╭─ RECORDS
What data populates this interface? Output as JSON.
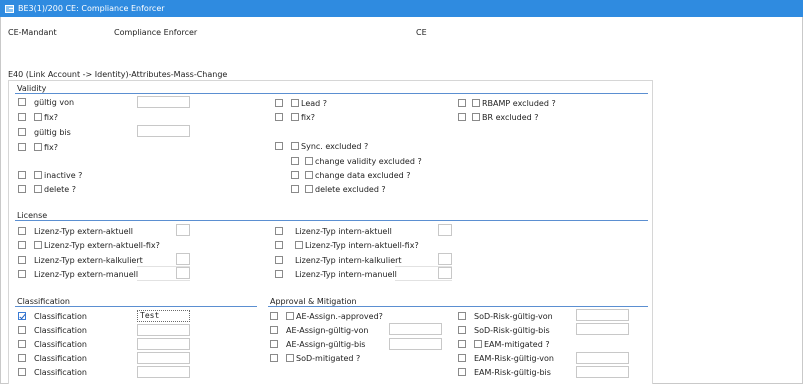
{
  "window": {
    "title": "BE3(1)/200 CE: Compliance Enforcer"
  },
  "header": {
    "mandant_label": "CE-Mandant",
    "mandant_value": "Compliance Enforcer",
    "code": "CE"
  },
  "form": {
    "title": "E40 (Link Account -> Identity)-Attributes-Mass-Change"
  },
  "validity": {
    "title": "Validity",
    "gueltig_von": "gültig von",
    "fix1": "fix?",
    "gueltig_bis": "gültig bis",
    "fix2": "fix?",
    "inactive": "inactive ?",
    "delete": "delete ?",
    "lead": "Lead ?",
    "fix3": "fix?",
    "sync_excluded": "Sync. excluded ?",
    "change_validity_excluded": "change validity excluded ?",
    "change_data_excluded": "change data excluded ?",
    "delete_excluded": "delete excluded ?",
    "rbamp_excluded": "RBAMP excluded ?",
    "br_excluded": "BR excluded ?"
  },
  "license": {
    "title": "License",
    "ext_aktuell": "Lizenz-Typ extern-aktuell",
    "ext_aktuell_fix": "Lizenz-Typ extern-aktuell-fix?",
    "ext_kalkuliert": "Lizenz-Typ extern-kalkuliert",
    "ext_manuell": "Lizenz-Typ extern-manuell",
    "int_aktuell": "Lizenz-Typ intern-aktuell",
    "int_aktuell_fix": "Lizenz-Typ intern-aktuell-fix?",
    "int_kalkuliert": "Lizenz-Typ intern-kalkuliert",
    "int_manuell": "Lizenz-Typ intern-manuell"
  },
  "classification": {
    "title": "Classification",
    "rows": [
      {
        "label": "Classification",
        "value": "Test",
        "checked": true
      },
      {
        "label": "Classification",
        "value": "",
        "checked": false
      },
      {
        "label": "Classification",
        "value": "",
        "checked": false
      },
      {
        "label": "Classification",
        "value": "",
        "checked": false
      },
      {
        "label": "Classification",
        "value": "",
        "checked": false
      }
    ]
  },
  "approval": {
    "title": "Approval & Mitigation",
    "ae_approved": "AE-Assign.-approved?",
    "ae_gueltig_von": "AE-Assign-gültig-von",
    "ae_gueltig_bis": "AE-Assign-gültig-bis",
    "sod_mitigated": "SoD-mitigated ?",
    "sod_risk_von": "SoD-Risk-gültig-von",
    "sod_risk_bis": "SoD-Risk-gültig-bis",
    "eam_mitigated": "EAM-mitigated ?",
    "eam_risk_von": "EAM-Risk-gültig-von",
    "eam_risk_bis": "EAM-Risk-gültig-bis"
  }
}
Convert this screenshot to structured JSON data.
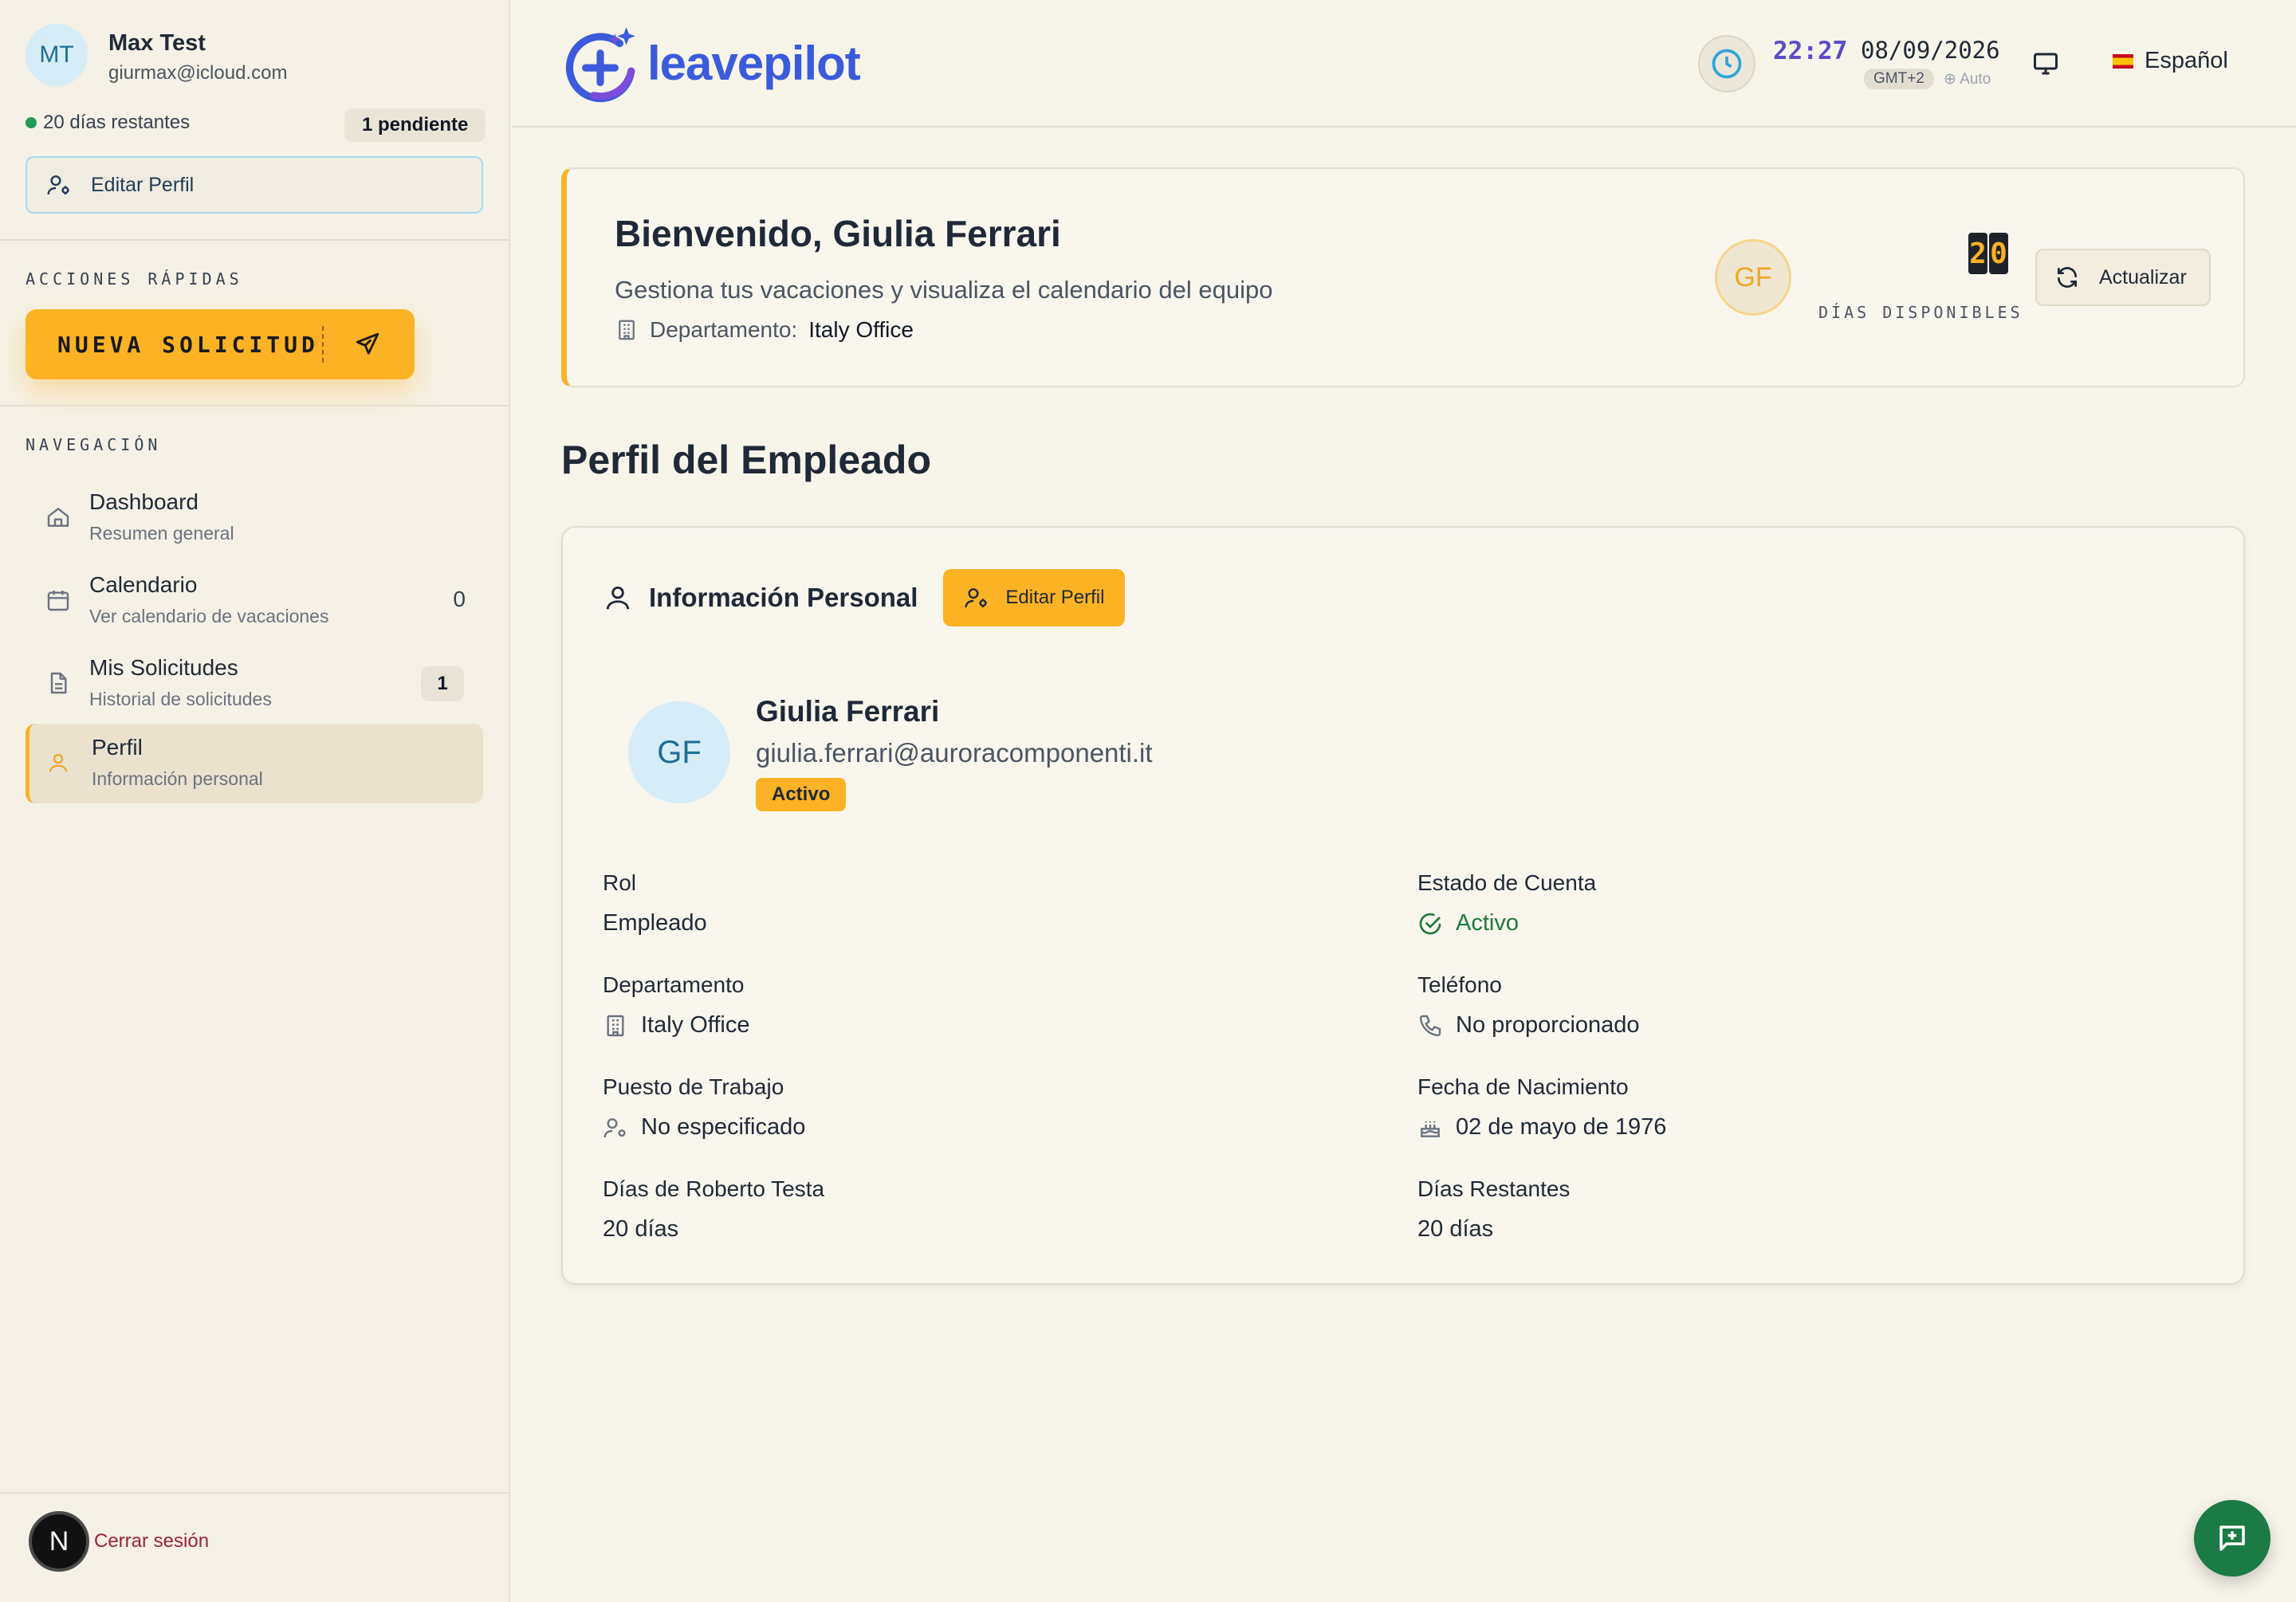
{
  "user": {
    "initials": "MT",
    "name": "Max Test",
    "email": "giurmax@icloud.com",
    "days_left": "20 días restantes",
    "pending": "1 pendiente",
    "edit_profile": "Editar Perfil"
  },
  "quick_actions": {
    "label": "ACCIONES RÁPIDAS",
    "new_request": "NUEVA SOLICITUD"
  },
  "navigation": {
    "label": "NAVEGACIÓN",
    "items": [
      {
        "title": "Dashboard",
        "subtitle": "Resumen general",
        "icon": "home-icon"
      },
      {
        "title": "Calendario",
        "subtitle": "Ver calendario de vacaciones",
        "count": "0",
        "icon": "calendar-icon"
      },
      {
        "title": "Mis Solicitudes",
        "subtitle": "Historial de solicitudes",
        "badge": "1",
        "icon": "document-icon"
      },
      {
        "title": "Perfil",
        "subtitle": "Información personal",
        "icon": "user-icon",
        "active": true
      }
    ]
  },
  "logout": {
    "avatar": "N",
    "label": "Cerrar sesión"
  },
  "header": {
    "logo": "leavepilot",
    "time": "22:27",
    "date": "08/09/2026",
    "timezone": "GMT+2",
    "tz_mode": "⊕ Auto",
    "language": "Español"
  },
  "welcome": {
    "title": "Bienvenido, Giulia Ferrari",
    "subtitle": "Gestiona tus vacaciones y visualiza el calendario del equipo",
    "dept_label": "Departamento:",
    "dept_value": "Italy Office",
    "initials": "GF",
    "days_digits": [
      "2",
      "0"
    ],
    "days_label": "DÍAS DISPONIBLES",
    "refresh": "Actualizar"
  },
  "page_title": "Perfil del Empleado",
  "profile": {
    "section_title": "Información Personal",
    "edit_button": "Editar Perfil",
    "initials": "GF",
    "name": "Giulia Ferrari",
    "email": "giulia.ferrari@auroracomponenti.it",
    "status_badge": "Activo",
    "fields": {
      "role_label": "Rol",
      "role_value": "Empleado",
      "account_label": "Estado de Cuenta",
      "account_value": "Activo",
      "dept_label": "Departamento",
      "dept_value": "Italy Office",
      "phone_label": "Teléfono",
      "phone_value": "No proporcionado",
      "job_label": "Puesto de Trabajo",
      "job_value": "No especificado",
      "birth_label": "Fecha de Nacimiento",
      "birth_value": "02 de mayo de 1976",
      "days_label": "Días de Roberto Testa",
      "days_value": "20 días",
      "remaining_label": "Días Restantes",
      "remaining_value": "20 días"
    }
  },
  "colors": {
    "accent": "#fbb224",
    "brand": "#3b5bdb",
    "success": "#1f7a3a",
    "fab": "#1b7a45"
  }
}
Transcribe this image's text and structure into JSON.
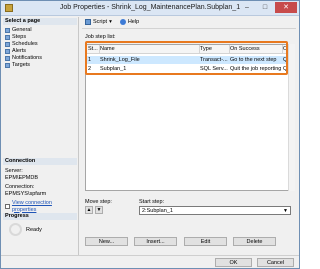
{
  "window": {
    "title": "Job Properties - Shrink_Log_MaintenancePlan.Subplan_1"
  },
  "left_pane": {
    "select_page_header": "Select a page",
    "pages": [
      "General",
      "Steps",
      "Schedules",
      "Alerts",
      "Notifications",
      "Targets"
    ],
    "connection_header": "Connection",
    "server_label": "Server:",
    "server_value": "EPM\\EPMDB",
    "connection_label": "Connection:",
    "connection_value": "EPMSYS\\spfarm",
    "view_link": "View connection properties",
    "progress_header": "Progress",
    "progress_status": "Ready"
  },
  "toolbar": {
    "script_label": "Script",
    "help_label": "Help"
  },
  "job_step_list": {
    "label": "Job step list:",
    "columns": [
      "St...",
      "Name",
      "Type",
      "On Success",
      "On..."
    ],
    "rows": [
      {
        "step": "1",
        "name": "Shrink_Log_File",
        "type": "Transact-...",
        "on_success": "Go to the next step",
        "on_failure": "Qu..."
      },
      {
        "step": "2",
        "name": "Subplan_1",
        "type": "SQL Serv...",
        "on_success": "Quit the job reporting s...",
        "on_failure": "Qu..."
      }
    ]
  },
  "move_step_label": "Move step:",
  "start_step_label": "Start step:",
  "start_step_value": "2:Subplan_1",
  "buttons": {
    "new": "New...",
    "insert": "Insert...",
    "edit": "Edit",
    "delete": "Delete",
    "ok": "OK",
    "cancel": "Cancel"
  },
  "colors": {
    "selection": "#cde8ff",
    "highlight_border": "#e8791f",
    "title_bar": "#dbe6f4"
  }
}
╰─
● **INSTRUCTIONS TO FOLLOW**
Count the lines of the data that contain the string "icon", and reply with that number alone.

● **WORKED ANSWER**
4